• _YOUR INSTRUCTIONS_: Copy the lines below verbatim, beginning with the first line and ending with the line containing "video-file-icon [30,457,48,477]", both included.

• _DATASET CONTENT_:
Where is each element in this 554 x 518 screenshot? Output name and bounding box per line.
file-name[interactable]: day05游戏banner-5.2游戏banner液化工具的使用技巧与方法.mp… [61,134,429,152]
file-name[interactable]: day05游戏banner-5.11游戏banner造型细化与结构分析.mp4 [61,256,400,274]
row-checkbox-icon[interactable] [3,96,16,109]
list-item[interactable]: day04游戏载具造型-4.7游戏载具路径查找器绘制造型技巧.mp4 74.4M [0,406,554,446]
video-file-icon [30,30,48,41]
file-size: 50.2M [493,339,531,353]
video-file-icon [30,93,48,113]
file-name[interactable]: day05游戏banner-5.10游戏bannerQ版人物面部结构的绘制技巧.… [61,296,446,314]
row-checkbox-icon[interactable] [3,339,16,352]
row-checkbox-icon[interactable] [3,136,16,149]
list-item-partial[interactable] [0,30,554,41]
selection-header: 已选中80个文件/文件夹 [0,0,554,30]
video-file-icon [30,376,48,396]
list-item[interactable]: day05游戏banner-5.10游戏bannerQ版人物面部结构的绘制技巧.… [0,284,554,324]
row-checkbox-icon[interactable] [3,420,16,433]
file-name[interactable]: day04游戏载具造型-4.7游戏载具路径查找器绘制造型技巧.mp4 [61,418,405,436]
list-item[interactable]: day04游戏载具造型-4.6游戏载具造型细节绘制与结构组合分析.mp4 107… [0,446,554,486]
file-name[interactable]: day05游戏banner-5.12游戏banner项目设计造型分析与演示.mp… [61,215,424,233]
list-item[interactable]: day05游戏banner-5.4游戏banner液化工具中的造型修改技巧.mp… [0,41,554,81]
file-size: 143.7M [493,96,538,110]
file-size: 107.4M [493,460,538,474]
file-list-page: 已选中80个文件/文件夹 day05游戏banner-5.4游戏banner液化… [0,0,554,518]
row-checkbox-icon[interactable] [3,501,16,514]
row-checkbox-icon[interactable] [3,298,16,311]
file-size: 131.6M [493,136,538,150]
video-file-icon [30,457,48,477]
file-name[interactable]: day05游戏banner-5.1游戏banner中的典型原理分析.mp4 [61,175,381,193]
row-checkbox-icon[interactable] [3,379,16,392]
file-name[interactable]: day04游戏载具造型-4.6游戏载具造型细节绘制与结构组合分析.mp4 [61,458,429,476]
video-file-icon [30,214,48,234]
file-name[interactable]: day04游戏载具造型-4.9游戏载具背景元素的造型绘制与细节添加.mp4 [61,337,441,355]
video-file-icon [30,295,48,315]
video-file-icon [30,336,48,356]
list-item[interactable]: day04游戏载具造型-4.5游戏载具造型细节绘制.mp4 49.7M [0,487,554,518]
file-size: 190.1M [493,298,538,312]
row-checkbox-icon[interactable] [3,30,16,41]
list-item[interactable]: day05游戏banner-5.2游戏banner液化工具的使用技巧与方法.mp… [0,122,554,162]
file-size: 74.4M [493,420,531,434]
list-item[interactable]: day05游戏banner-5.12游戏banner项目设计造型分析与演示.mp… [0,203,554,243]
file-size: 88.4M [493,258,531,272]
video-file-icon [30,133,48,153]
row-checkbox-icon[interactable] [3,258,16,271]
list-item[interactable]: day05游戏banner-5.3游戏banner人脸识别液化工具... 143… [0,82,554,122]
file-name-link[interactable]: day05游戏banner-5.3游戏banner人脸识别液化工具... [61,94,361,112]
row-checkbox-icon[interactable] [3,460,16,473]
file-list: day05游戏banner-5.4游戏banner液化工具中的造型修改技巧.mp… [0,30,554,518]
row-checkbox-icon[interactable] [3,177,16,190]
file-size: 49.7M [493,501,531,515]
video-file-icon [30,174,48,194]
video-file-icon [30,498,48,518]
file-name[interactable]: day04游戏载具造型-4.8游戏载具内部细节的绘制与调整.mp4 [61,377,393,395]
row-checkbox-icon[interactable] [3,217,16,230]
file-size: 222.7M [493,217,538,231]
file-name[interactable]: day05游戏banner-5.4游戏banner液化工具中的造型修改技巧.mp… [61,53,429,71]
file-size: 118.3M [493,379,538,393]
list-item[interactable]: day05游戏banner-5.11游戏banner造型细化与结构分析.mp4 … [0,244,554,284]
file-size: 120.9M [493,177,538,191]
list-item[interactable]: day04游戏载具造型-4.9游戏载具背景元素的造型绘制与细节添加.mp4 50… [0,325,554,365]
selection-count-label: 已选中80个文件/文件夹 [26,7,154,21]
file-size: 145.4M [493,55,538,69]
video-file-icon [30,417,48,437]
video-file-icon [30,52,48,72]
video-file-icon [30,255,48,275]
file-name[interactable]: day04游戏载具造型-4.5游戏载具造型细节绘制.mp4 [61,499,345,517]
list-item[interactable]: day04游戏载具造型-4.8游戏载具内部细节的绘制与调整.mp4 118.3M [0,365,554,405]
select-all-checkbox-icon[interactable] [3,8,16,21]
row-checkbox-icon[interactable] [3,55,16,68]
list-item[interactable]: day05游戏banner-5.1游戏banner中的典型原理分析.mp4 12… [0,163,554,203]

• _EXPECTED ANSWER_:
Where is each element in this 554 x 518 screenshot? Output name and bounding box per line.
file-name[interactable]: day05游戏banner-5.2游戏banner液化工具的使用技巧与方法.mp… [61,134,429,152]
file-name[interactable]: day05游戏banner-5.11游戏banner造型细化与结构分析.mp4 [61,256,400,274]
row-checkbox-icon[interactable] [3,96,16,109]
list-item[interactable]: day04游戏载具造型-4.7游戏载具路径查找器绘制造型技巧.mp4 74.4M [0,406,554,446]
video-file-icon [30,30,48,41]
file-size: 50.2M [493,339,531,353]
video-file-icon [30,93,48,113]
file-name[interactable]: day05游戏banner-5.10游戏bannerQ版人物面部结构的绘制技巧.… [61,296,446,314]
row-checkbox-icon[interactable] [3,339,16,352]
row-checkbox-icon[interactable] [3,136,16,149]
list-item-partial[interactable] [0,30,554,41]
selection-header: 已选中80个文件/文件夹 [0,0,554,30]
video-file-icon [30,376,48,396]
list-item[interactable]: day05游戏banner-5.10游戏bannerQ版人物面部结构的绘制技巧.… [0,284,554,324]
row-checkbox-icon[interactable] [3,420,16,433]
file-name[interactable]: day04游戏载具造型-4.7游戏载具路径查找器绘制造型技巧.mp4 [61,418,405,436]
list-item[interactable]: day04游戏载具造型-4.6游戏载具造型细节绘制与结构组合分析.mp4 107… [0,446,554,486]
file-name[interactable]: day05游戏banner-5.12游戏banner项目设计造型分析与演示.mp… [61,215,424,233]
list-item[interactable]: day05游戏banner-5.4游戏banner液化工具中的造型修改技巧.mp… [0,41,554,81]
file-size: 143.7M [493,96,538,110]
file-size: 107.4M [493,460,538,474]
file-list-page: 已选中80个文件/文件夹 day05游戏banner-5.4游戏banner液化… [0,0,554,518]
row-checkbox-icon[interactable] [3,501,16,514]
row-checkbox-icon[interactable] [3,298,16,311]
file-size: 131.6M [493,136,538,150]
video-file-icon [30,457,48,477]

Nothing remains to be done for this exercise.